- [EXERCISE BRIEF]
Please say how many lines of the listing hold "income", with no other words in the answer.

- [Stored data]
+ + +
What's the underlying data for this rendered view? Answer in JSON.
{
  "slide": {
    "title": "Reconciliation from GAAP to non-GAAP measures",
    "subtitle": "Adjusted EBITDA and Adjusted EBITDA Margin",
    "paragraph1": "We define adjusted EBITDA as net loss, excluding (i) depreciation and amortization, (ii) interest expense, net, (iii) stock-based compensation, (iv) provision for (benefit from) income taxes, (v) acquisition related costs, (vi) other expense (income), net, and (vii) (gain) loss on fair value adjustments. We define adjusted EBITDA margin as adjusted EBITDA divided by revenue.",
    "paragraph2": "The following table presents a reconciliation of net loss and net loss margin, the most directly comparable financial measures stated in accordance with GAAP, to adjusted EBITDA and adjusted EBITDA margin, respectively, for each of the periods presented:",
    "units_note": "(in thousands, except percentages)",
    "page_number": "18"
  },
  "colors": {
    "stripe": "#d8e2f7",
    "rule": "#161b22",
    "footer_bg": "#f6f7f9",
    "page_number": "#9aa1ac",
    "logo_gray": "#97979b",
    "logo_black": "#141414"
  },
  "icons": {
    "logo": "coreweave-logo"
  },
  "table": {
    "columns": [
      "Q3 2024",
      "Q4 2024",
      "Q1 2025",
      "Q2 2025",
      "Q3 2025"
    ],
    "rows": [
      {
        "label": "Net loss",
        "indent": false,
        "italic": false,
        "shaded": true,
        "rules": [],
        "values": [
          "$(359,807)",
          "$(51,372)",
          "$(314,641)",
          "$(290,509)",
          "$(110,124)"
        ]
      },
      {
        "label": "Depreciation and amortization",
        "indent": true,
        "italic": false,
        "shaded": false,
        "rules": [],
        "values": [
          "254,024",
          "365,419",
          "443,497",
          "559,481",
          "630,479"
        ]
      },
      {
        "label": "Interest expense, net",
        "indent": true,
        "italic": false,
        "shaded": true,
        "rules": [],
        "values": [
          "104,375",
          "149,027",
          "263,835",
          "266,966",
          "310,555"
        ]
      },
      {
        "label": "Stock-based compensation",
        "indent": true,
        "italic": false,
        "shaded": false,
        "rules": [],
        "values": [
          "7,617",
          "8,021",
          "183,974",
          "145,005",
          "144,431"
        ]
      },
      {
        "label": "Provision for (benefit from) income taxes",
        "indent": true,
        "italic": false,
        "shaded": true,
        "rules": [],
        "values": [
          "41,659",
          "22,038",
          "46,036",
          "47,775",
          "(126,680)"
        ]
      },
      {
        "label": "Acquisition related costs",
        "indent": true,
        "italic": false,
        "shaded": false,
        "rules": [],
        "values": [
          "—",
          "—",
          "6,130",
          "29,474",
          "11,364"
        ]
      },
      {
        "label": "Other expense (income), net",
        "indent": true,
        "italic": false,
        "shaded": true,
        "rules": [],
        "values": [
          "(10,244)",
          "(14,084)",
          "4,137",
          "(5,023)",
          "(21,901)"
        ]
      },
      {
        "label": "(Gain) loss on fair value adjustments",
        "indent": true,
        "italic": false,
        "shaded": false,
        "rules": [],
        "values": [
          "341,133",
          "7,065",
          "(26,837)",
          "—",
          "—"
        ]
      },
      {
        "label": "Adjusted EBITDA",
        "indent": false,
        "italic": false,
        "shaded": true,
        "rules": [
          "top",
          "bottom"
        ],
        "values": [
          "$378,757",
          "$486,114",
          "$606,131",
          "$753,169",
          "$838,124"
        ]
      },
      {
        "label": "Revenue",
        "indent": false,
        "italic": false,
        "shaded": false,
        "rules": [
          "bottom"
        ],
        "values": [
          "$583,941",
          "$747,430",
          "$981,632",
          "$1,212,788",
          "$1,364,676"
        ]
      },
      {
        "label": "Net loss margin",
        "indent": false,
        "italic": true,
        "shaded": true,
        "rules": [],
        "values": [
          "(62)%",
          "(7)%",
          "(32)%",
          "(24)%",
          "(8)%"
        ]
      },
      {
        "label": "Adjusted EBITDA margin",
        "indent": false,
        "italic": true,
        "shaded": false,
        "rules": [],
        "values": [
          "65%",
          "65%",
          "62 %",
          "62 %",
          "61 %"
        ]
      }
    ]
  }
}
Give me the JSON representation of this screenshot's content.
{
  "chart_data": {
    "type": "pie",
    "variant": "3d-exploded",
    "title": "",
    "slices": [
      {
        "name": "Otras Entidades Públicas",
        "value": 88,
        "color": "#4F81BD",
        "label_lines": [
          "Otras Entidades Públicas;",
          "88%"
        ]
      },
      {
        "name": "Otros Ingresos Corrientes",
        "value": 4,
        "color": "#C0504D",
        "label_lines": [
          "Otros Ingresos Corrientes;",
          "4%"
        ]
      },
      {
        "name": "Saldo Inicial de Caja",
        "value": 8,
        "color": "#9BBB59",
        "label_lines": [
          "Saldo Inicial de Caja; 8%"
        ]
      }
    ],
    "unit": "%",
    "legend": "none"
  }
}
+ + +
- [RESULT]
3